» Dataset content
::::::

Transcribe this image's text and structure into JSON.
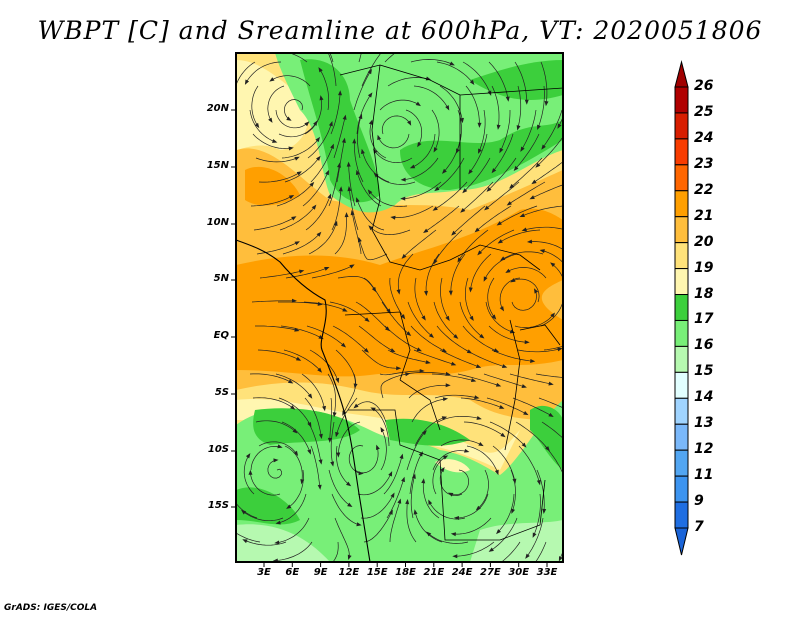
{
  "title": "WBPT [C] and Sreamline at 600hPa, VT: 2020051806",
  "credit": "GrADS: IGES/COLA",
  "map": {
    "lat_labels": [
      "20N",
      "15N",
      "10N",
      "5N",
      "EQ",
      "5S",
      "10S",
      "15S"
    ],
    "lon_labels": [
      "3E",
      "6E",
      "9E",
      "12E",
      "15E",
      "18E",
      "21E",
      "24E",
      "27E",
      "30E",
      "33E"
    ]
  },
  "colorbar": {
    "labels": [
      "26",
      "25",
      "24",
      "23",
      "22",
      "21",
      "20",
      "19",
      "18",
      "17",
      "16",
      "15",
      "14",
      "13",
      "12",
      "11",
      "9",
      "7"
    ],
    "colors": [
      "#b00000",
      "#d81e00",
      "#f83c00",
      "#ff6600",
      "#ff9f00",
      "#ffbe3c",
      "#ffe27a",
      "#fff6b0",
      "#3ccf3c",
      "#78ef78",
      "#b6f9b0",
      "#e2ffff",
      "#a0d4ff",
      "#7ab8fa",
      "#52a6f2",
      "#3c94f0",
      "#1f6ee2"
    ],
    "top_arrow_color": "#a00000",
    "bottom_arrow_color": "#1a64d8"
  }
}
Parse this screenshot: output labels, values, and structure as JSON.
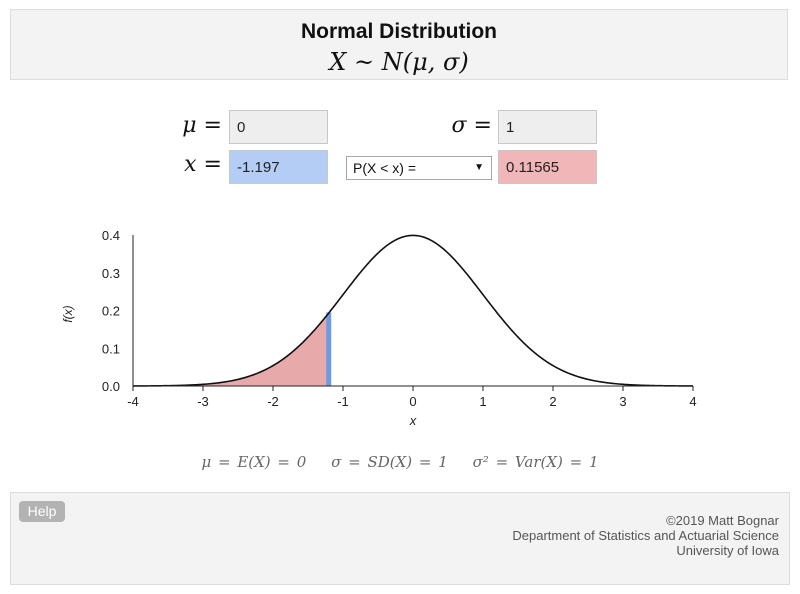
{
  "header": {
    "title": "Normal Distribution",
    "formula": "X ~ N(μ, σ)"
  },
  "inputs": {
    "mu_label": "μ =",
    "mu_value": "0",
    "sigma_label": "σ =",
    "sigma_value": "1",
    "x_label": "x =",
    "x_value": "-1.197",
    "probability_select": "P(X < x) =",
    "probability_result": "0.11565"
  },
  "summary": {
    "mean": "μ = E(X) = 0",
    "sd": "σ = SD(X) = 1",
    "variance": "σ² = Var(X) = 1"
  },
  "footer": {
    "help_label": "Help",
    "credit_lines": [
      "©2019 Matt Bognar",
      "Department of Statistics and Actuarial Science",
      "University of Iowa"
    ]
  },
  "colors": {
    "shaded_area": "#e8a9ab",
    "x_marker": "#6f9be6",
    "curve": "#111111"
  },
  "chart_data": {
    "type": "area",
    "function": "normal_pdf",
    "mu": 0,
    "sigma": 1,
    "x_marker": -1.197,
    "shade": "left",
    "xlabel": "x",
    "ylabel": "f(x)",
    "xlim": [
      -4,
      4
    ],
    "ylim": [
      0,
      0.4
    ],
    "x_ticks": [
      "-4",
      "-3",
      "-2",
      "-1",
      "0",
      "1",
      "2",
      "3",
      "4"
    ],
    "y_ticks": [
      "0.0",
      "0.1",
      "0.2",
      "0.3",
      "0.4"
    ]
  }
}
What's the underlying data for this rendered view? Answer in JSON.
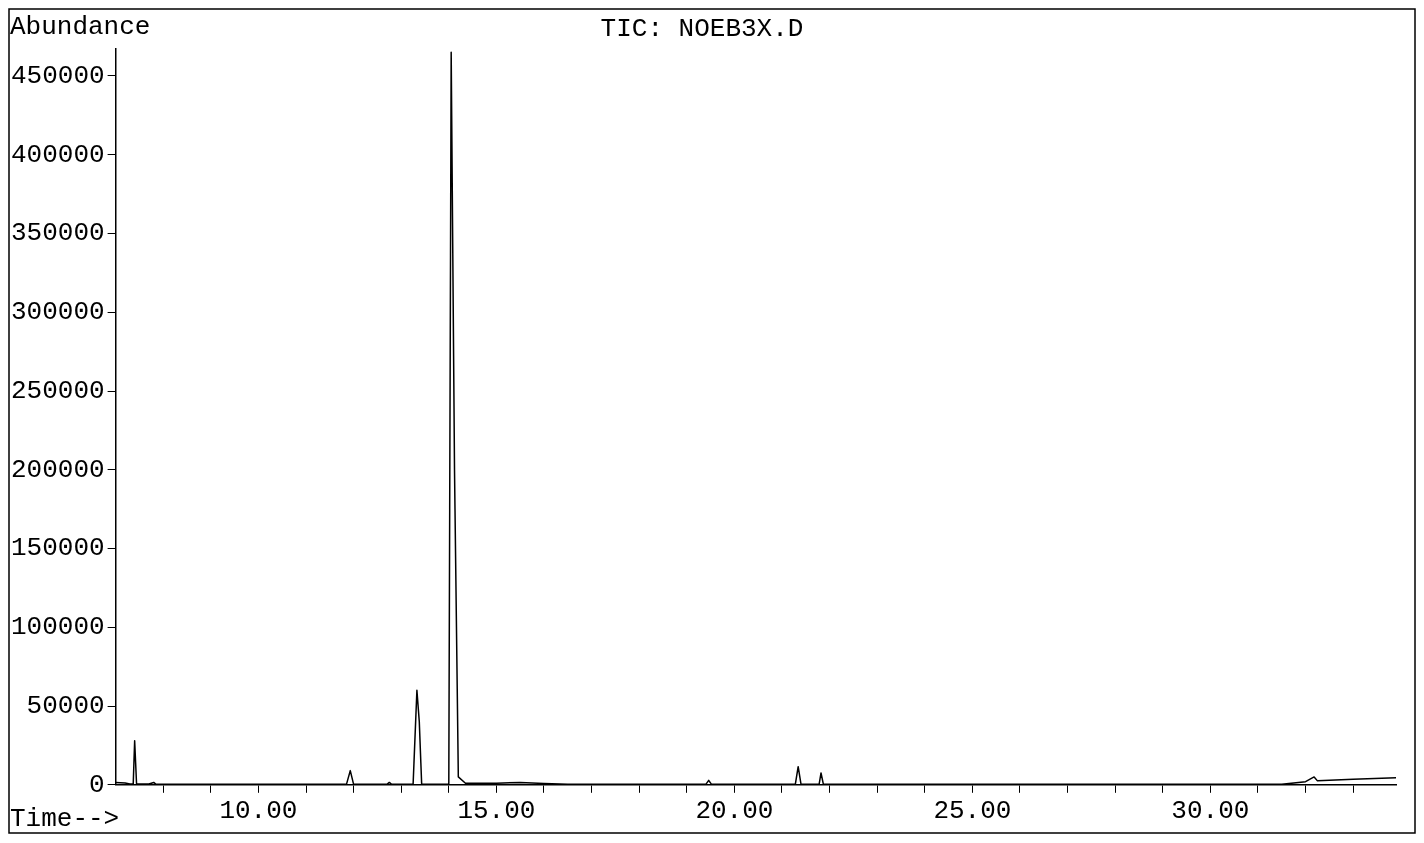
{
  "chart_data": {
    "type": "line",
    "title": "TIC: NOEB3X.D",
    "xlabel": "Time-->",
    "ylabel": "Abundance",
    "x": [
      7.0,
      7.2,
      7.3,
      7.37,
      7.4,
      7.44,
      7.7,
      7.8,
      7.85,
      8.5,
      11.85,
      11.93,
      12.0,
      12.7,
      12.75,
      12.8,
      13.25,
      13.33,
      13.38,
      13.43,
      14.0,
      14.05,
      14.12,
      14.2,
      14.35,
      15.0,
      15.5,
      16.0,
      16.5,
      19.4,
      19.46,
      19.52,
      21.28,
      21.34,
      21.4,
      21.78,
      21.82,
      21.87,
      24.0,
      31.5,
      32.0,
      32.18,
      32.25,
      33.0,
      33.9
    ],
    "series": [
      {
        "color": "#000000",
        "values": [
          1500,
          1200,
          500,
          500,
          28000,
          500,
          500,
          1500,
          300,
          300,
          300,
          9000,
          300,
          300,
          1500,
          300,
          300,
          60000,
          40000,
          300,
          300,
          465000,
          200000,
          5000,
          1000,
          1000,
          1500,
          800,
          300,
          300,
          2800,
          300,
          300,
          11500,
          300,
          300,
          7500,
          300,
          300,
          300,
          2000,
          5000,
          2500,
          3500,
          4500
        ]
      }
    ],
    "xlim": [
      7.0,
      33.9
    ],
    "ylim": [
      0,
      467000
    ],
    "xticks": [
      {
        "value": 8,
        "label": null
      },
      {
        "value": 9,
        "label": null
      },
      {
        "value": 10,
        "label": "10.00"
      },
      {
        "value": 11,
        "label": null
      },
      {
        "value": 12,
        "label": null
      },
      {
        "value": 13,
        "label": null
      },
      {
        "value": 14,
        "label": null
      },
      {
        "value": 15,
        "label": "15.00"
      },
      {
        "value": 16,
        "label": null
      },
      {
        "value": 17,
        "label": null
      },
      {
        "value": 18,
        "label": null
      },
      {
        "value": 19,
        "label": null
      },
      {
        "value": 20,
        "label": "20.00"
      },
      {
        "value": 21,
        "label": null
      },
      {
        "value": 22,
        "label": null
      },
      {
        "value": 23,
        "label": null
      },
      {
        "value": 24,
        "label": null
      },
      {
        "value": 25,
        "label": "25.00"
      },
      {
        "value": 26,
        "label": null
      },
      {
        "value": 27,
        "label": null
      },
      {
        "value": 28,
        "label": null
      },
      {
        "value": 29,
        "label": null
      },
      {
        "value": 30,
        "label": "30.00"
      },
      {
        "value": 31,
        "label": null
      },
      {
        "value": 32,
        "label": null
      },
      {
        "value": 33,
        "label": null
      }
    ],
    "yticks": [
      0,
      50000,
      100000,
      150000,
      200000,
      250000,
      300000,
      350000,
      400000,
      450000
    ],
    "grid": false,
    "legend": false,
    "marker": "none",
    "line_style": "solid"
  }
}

::::::

Transcribe the material as is, with images omitted.

» Solution to this problem
Transcribe this image's text and structure into JSON.
{
  "title": "WBPT [C] and Sreamline at 600hPa, VT: 2020051806",
  "credit": "GrADS: IGES/COLA",
  "map": {
    "lat_labels": [
      "20N",
      "15N",
      "10N",
      "5N",
      "EQ",
      "5S",
      "10S",
      "15S"
    ],
    "lon_labels": [
      "3E",
      "6E",
      "9E",
      "12E",
      "15E",
      "18E",
      "21E",
      "24E",
      "27E",
      "30E",
      "33E"
    ]
  },
  "colorbar": {
    "labels": [
      "26",
      "25",
      "24",
      "23",
      "22",
      "21",
      "20",
      "19",
      "18",
      "17",
      "16",
      "15",
      "14",
      "13",
      "12",
      "11",
      "9",
      "7"
    ],
    "colors": [
      "#b00000",
      "#d81e00",
      "#f83c00",
      "#ff6600",
      "#ff9f00",
      "#ffbe3c",
      "#ffe27a",
      "#fff6b0",
      "#3ccf3c",
      "#78ef78",
      "#b6f9b0",
      "#e2ffff",
      "#a0d4ff",
      "#7ab8fa",
      "#52a6f2",
      "#3c94f0",
      "#1f6ee2"
    ],
    "top_arrow_color": "#a00000",
    "bottom_arrow_color": "#1a64d8"
  }
}
Parse this screenshot: output labels, values, and structure as JSON.
{
  "header": {
    "title": "Normal Distribution",
    "formula": "X ~ N(μ, σ)"
  },
  "inputs": {
    "mu_label": "μ =",
    "mu_value": "0",
    "sigma_label": "σ =",
    "sigma_value": "1",
    "x_label": "x =",
    "x_value": "-1.197",
    "probability_select": "P(X < x) =",
    "probability_result": "0.11565"
  },
  "summary": {
    "mean": "μ = E(X) = 0",
    "sd": "σ = SD(X) = 1",
    "variance": "σ² = Var(X) = 1"
  },
  "footer": {
    "help_label": "Help",
    "credit_lines": [
      "©2019 Matt Bognar",
      "Department of Statistics and Actuarial Science",
      "University of Iowa"
    ]
  },
  "colors": {
    "shaded_area": "#e8a9ab",
    "x_marker": "#6f9be6",
    "curve": "#111111"
  },
  "chart_data": {
    "type": "area",
    "function": "normal_pdf",
    "mu": 0,
    "sigma": 1,
    "x_marker": -1.197,
    "shade": "left",
    "xlabel": "x",
    "ylabel": "f(x)",
    "xlim": [
      -4,
      4
    ],
    "ylim": [
      0,
      0.4
    ],
    "x_ticks": [
      "-4",
      "-3",
      "-2",
      "-1",
      "0",
      "1",
      "2",
      "3",
      "4"
    ],
    "y_ticks": [
      "0.0",
      "0.1",
      "0.2",
      "0.3",
      "0.4"
    ]
  }
}
What's the underlying data for this rendered view? Answer in JSON.
{
  "chart_data": {
    "type": "line",
    "title": "TIC: NOEB3X.D",
    "xlabel": "Time-->",
    "ylabel": "Abundance",
    "x": [
      7.0,
      7.2,
      7.3,
      7.37,
      7.4,
      7.44,
      7.7,
      7.8,
      7.85,
      8.5,
      11.85,
      11.93,
      12.0,
      12.7,
      12.75,
      12.8,
      13.25,
      13.33,
      13.38,
      13.43,
      14.0,
      14.05,
      14.12,
      14.2,
      14.35,
      15.0,
      15.5,
      16.0,
      16.5,
      19.4,
      19.46,
      19.52,
      21.28,
      21.34,
      21.4,
      21.78,
      21.82,
      21.87,
      24.0,
      31.5,
      32.0,
      32.18,
      32.25,
      33.0,
      33.9
    ],
    "series": [
      {
        "color": "#000000",
        "values": [
          1500,
          1200,
          500,
          500,
          28000,
          500,
          500,
          1500,
          300,
          300,
          300,
          9000,
          300,
          300,
          1500,
          300,
          300,
          60000,
          40000,
          300,
          300,
          465000,
          200000,
          5000,
          1000,
          1000,
          1500,
          800,
          300,
          300,
          2800,
          300,
          300,
          11500,
          300,
          300,
          7500,
          300,
          300,
          300,
          2000,
          5000,
          2500,
          3500,
          4500
        ]
      }
    ],
    "xlim": [
      7.0,
      33.9
    ],
    "ylim": [
      0,
      467000
    ],
    "xticks": [
      {
        "value": 8,
        "label": null
      },
      {
        "value": 9,
        "label": null
      },
      {
        "value": 10,
        "label": "10.00"
      },
      {
        "value": 11,
        "label": null
      },
      {
        "value": 12,
        "label": null
      },
      {
        "value": 13,
        "label": null
      },
      {
        "value": 14,
        "label": null
      },
      {
        "value": 15,
        "label": "15.00"
      },
      {
        "value": 16,
        "label": null
      },
      {
        "value": 17,
        "label": null
      },
      {
        "value": 18,
        "label": null
      },
      {
        "value": 19,
        "label": null
      },
      {
        "value": 20,
        "label": "20.00"
      },
      {
        "value": 21,
        "label": null
      },
      {
        "value": 22,
        "label": null
      },
      {
        "value": 23,
        "label": null
      },
      {
        "value": 24,
        "label": null
      },
      {
        "value": 25,
        "label": "25.00"
      },
      {
        "value": 26,
        "label": null
      },
      {
        "value": 27,
        "label": null
      },
      {
        "value": 28,
        "label": null
      },
      {
        "value": 29,
        "label": null
      },
      {
        "value": 30,
        "label": "30.00"
      },
      {
        "value": 31,
        "label": null
      },
      {
        "value": 32,
        "label": null
      },
      {
        "value": 33,
        "label": null
      }
    ],
    "yticks": [
      0,
      50000,
      100000,
      150000,
      200000,
      250000,
      300000,
      350000,
      400000,
      450000
    ],
    "grid": false,
    "legend": false,
    "marker": "none",
    "line_style": "solid"
  }
}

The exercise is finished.